### Written exercise
Work out the number of lines containing "beta". Give that number alone.

---------- Dataset rows

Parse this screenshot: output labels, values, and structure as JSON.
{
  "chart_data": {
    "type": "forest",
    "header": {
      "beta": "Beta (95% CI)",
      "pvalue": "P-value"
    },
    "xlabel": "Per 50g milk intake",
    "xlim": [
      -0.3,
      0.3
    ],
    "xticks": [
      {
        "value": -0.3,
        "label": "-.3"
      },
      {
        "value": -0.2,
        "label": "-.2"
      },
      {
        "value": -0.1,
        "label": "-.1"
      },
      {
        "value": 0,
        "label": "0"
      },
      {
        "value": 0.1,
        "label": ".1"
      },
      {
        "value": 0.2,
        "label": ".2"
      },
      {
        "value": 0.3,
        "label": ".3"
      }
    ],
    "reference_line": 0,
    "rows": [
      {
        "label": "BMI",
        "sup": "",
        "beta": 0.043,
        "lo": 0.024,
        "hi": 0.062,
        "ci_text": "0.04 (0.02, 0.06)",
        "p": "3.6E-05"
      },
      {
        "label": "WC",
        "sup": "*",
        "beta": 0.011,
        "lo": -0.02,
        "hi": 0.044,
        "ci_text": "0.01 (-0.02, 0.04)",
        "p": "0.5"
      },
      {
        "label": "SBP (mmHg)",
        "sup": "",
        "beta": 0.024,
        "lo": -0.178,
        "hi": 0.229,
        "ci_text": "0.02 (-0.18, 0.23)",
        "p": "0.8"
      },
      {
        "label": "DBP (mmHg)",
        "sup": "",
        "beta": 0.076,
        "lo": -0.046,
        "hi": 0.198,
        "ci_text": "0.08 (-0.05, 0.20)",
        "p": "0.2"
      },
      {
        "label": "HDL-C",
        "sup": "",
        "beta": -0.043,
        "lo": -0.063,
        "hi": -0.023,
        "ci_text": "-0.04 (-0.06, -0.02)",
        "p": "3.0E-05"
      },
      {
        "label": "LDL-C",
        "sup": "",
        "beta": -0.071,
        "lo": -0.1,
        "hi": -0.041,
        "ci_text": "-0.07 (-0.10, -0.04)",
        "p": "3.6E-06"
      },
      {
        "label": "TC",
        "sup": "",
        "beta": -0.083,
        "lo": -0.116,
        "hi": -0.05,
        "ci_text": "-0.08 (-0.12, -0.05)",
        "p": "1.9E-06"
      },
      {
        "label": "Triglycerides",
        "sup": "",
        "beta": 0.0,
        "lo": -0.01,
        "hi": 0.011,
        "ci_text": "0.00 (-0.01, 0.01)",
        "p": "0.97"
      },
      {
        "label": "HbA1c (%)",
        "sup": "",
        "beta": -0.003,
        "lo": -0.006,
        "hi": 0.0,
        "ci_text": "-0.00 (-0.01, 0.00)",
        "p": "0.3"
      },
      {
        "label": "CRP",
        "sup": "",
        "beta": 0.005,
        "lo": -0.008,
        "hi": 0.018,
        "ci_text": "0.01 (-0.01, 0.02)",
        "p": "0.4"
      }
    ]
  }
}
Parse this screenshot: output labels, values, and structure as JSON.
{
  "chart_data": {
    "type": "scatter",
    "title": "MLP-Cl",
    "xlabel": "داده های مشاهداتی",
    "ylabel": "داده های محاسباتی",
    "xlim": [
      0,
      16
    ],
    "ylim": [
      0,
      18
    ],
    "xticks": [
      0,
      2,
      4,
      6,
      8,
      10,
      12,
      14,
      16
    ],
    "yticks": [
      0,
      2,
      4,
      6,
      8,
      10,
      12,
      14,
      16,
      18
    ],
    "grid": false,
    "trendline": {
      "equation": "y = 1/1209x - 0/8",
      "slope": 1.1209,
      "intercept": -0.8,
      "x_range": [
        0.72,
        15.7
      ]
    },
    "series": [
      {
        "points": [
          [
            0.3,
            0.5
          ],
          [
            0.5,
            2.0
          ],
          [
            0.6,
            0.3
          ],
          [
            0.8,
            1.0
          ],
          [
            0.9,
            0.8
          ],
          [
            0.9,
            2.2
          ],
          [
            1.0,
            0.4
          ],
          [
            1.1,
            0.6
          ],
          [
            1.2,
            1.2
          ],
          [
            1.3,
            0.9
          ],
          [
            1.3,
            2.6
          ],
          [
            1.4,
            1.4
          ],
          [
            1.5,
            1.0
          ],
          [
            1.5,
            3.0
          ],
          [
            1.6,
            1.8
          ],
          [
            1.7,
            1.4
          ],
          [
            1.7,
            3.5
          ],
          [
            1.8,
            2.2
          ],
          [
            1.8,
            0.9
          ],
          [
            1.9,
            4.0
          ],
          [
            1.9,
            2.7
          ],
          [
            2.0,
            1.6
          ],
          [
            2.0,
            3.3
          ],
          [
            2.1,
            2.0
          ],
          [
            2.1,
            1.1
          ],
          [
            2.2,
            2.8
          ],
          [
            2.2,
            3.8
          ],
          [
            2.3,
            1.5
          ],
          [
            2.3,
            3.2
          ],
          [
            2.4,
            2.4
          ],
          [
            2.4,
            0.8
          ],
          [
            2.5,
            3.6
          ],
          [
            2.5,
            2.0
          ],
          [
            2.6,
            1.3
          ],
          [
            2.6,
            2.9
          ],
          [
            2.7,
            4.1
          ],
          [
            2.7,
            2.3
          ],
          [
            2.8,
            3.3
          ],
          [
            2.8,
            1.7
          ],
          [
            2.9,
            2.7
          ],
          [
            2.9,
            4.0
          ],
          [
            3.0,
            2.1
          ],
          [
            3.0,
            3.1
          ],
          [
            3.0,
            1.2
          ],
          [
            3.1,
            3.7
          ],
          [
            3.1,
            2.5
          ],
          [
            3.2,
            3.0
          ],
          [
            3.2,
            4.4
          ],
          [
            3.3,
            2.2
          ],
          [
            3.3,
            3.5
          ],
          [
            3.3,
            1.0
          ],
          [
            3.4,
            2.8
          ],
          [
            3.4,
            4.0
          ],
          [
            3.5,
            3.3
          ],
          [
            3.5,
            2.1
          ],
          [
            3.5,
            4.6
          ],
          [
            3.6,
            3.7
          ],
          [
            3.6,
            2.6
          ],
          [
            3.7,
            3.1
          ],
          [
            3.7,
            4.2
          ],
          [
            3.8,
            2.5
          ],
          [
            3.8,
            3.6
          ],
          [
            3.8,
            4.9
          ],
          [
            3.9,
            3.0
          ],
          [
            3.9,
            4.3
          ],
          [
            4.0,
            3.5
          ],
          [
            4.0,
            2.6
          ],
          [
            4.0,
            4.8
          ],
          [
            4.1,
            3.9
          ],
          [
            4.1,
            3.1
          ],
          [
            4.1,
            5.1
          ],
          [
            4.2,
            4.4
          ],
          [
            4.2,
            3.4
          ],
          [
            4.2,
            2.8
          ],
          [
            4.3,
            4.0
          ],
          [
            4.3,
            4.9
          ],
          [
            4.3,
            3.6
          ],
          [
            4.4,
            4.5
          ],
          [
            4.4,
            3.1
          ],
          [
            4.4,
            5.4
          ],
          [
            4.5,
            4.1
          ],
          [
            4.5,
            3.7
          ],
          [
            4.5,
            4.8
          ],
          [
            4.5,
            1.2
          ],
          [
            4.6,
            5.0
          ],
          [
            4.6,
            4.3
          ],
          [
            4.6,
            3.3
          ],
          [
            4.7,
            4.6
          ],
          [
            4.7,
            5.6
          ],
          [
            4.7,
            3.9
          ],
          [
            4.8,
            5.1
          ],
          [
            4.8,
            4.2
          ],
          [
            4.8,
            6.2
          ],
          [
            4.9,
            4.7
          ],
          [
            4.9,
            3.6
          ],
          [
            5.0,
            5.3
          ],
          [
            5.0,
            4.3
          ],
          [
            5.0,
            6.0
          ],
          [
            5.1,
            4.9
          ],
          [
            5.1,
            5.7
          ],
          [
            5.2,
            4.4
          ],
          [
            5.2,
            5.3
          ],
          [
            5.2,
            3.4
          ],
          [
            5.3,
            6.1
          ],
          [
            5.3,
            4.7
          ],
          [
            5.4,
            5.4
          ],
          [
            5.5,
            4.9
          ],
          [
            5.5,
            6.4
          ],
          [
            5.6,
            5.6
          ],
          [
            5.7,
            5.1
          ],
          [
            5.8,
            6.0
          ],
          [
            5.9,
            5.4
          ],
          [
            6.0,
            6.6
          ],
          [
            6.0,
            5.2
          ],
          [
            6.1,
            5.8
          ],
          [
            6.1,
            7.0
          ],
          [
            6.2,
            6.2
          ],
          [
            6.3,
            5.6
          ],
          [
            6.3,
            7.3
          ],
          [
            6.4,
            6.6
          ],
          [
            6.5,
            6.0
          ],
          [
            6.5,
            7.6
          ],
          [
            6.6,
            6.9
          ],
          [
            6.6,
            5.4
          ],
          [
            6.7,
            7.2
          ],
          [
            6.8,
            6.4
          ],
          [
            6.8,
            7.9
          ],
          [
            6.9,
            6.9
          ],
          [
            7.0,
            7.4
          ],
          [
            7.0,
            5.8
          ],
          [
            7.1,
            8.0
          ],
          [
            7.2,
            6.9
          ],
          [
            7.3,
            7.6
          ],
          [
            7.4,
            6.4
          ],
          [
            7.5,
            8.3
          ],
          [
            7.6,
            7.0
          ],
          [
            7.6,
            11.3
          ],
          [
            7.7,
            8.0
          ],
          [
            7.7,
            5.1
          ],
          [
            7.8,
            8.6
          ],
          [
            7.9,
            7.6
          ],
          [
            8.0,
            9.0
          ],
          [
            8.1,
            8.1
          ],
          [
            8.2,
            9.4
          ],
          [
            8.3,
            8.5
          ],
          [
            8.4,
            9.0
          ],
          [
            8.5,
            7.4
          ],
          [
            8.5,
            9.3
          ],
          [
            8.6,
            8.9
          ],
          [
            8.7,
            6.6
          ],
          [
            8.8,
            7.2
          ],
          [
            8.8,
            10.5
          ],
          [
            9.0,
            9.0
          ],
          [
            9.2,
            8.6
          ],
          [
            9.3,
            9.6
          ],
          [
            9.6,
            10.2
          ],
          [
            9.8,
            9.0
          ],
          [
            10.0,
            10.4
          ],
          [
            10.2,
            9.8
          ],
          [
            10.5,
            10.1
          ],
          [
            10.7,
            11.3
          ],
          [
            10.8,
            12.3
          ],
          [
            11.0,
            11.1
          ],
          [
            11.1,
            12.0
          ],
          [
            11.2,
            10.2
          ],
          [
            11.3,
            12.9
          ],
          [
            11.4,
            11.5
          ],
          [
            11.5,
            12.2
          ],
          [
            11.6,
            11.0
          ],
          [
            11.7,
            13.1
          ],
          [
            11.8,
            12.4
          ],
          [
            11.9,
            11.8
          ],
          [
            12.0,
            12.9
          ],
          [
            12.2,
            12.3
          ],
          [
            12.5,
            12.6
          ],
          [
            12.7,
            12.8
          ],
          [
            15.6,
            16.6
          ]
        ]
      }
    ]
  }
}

--------------------

### Response to the exercise
11